[Written instruction]
Copy out, without changes, the part of the records that starts with the line containing "phone-login-label: 继续使用手机登录 <box>352" and ends with the line containing "or-divider: 或 <box>235 543 576 565</box>", including both of those lines.

○ ○ ○ ○ ○

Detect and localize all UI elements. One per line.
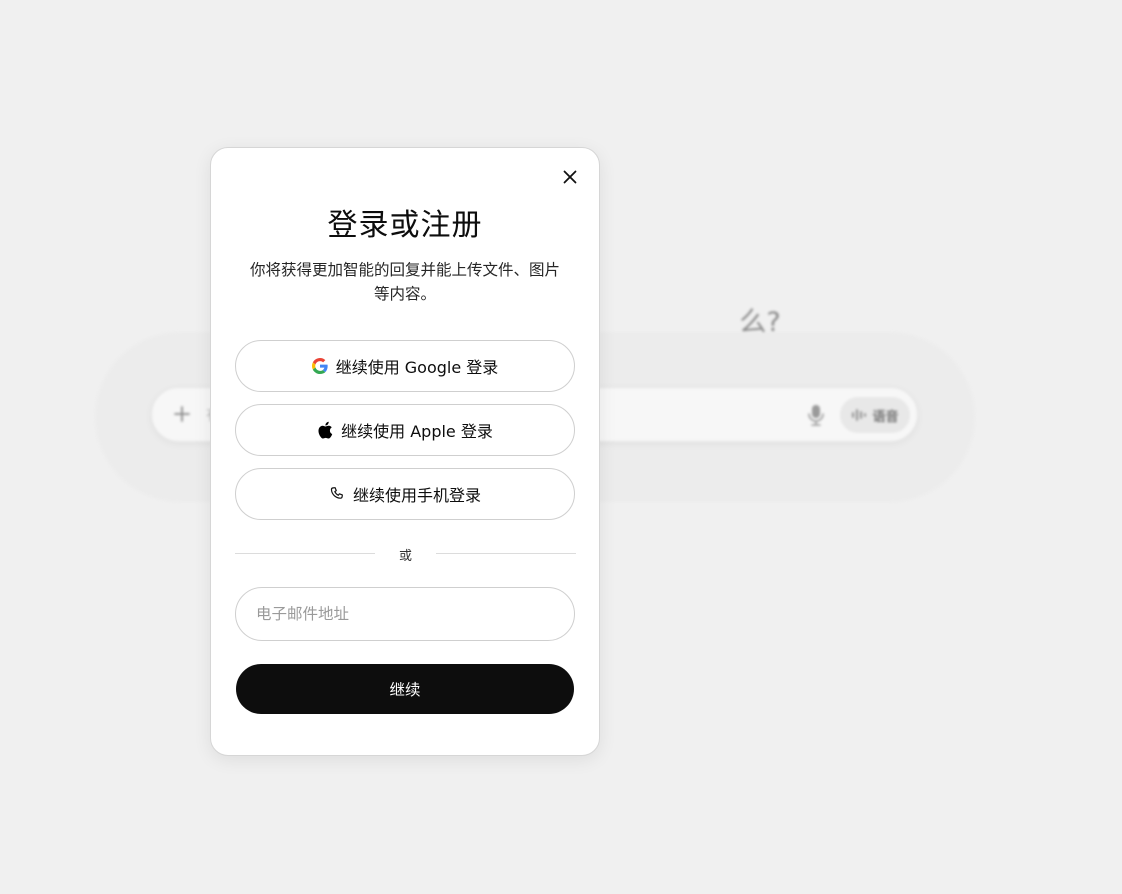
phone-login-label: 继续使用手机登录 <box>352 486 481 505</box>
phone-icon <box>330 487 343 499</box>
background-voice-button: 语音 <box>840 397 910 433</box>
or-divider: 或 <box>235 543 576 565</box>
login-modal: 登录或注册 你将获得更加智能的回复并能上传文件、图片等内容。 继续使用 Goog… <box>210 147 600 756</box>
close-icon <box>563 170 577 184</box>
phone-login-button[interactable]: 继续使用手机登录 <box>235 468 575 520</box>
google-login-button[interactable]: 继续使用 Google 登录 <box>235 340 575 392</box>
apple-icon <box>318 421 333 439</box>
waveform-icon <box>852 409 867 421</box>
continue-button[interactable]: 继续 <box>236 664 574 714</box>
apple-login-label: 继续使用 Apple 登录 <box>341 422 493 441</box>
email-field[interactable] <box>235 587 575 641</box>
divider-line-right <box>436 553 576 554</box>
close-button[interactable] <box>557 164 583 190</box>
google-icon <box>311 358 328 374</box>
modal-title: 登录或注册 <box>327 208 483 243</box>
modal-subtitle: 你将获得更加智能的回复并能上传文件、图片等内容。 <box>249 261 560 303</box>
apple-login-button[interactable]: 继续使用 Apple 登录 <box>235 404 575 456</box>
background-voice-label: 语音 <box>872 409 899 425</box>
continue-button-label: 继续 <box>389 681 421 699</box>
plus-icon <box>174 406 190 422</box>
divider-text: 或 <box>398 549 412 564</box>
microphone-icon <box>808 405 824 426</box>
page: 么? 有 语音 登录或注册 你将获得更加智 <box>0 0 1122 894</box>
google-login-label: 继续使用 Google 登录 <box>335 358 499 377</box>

○ ○ ○ ○ ○

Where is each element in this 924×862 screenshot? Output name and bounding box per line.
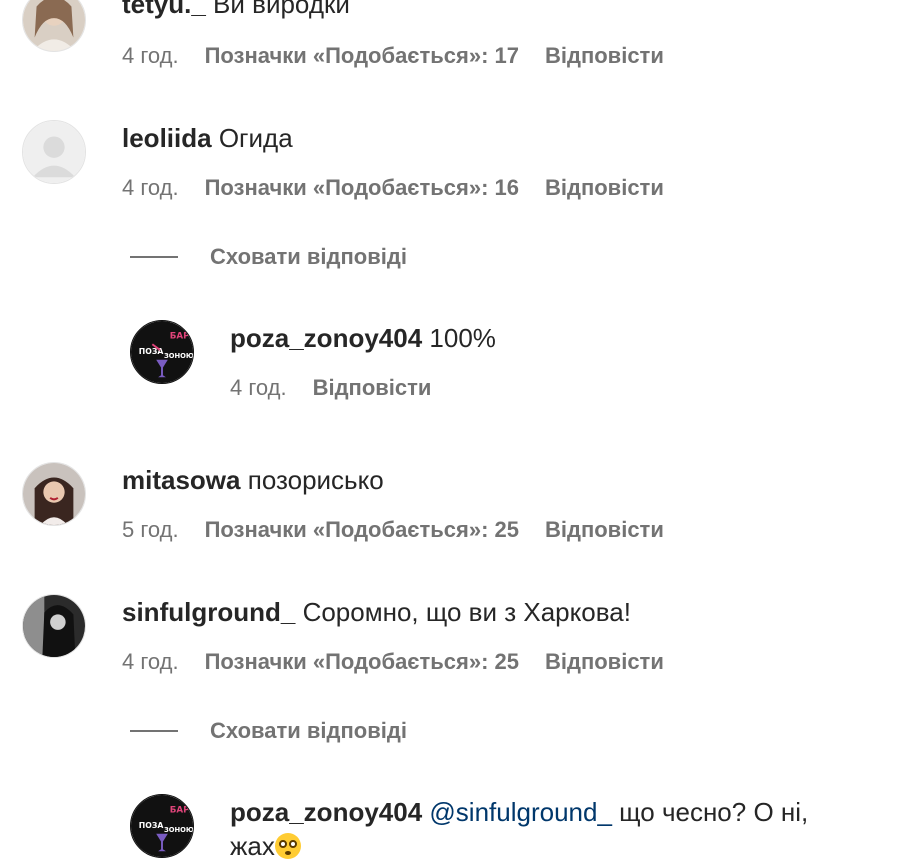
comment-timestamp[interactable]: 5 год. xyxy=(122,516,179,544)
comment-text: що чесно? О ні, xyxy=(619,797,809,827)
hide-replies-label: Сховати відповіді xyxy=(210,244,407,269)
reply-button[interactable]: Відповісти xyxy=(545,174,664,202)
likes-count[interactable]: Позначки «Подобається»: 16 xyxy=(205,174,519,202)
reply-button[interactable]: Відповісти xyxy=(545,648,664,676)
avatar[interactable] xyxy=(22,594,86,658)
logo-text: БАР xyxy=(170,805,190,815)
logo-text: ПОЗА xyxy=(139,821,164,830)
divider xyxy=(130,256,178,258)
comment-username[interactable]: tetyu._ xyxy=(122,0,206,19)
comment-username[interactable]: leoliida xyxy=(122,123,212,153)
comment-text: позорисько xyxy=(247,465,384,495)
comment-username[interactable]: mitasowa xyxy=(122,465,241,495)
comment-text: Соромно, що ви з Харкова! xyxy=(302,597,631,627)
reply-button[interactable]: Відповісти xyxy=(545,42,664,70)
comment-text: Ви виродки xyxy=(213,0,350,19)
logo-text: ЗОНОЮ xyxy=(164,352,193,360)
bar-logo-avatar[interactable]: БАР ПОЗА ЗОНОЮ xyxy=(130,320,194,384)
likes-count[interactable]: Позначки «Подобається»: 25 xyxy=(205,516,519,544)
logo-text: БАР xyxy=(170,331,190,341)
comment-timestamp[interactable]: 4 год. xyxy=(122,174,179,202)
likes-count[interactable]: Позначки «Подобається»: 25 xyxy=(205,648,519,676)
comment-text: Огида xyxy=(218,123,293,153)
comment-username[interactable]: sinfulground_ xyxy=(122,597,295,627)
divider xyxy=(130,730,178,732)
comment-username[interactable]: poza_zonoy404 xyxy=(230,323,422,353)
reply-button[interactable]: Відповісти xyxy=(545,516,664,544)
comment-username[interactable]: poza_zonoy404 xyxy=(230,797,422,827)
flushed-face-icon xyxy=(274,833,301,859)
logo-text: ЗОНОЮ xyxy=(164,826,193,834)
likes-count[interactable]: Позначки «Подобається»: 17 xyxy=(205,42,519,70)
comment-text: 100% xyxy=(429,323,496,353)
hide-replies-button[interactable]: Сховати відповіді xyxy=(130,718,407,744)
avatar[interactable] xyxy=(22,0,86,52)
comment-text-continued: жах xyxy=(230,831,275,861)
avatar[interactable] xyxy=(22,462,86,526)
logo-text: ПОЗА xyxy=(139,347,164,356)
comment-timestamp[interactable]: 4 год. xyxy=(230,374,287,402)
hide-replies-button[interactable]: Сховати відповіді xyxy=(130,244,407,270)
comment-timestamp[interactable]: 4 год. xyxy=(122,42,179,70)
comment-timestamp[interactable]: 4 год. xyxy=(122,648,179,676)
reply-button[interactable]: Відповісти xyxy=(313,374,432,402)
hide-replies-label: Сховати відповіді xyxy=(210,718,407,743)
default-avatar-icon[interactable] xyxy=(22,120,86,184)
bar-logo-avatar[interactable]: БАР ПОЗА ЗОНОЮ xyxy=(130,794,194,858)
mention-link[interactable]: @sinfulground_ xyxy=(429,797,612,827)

○ ○ ○ ○ ○

[Answer to the task]
phone-login-label: 继续使用手机登录 <box>352 486 481 505</box>
phone-icon <box>330 487 343 499</box>
background-voice-button: 语音 <box>840 397 910 433</box>
or-divider: 或 <box>235 543 576 565</box>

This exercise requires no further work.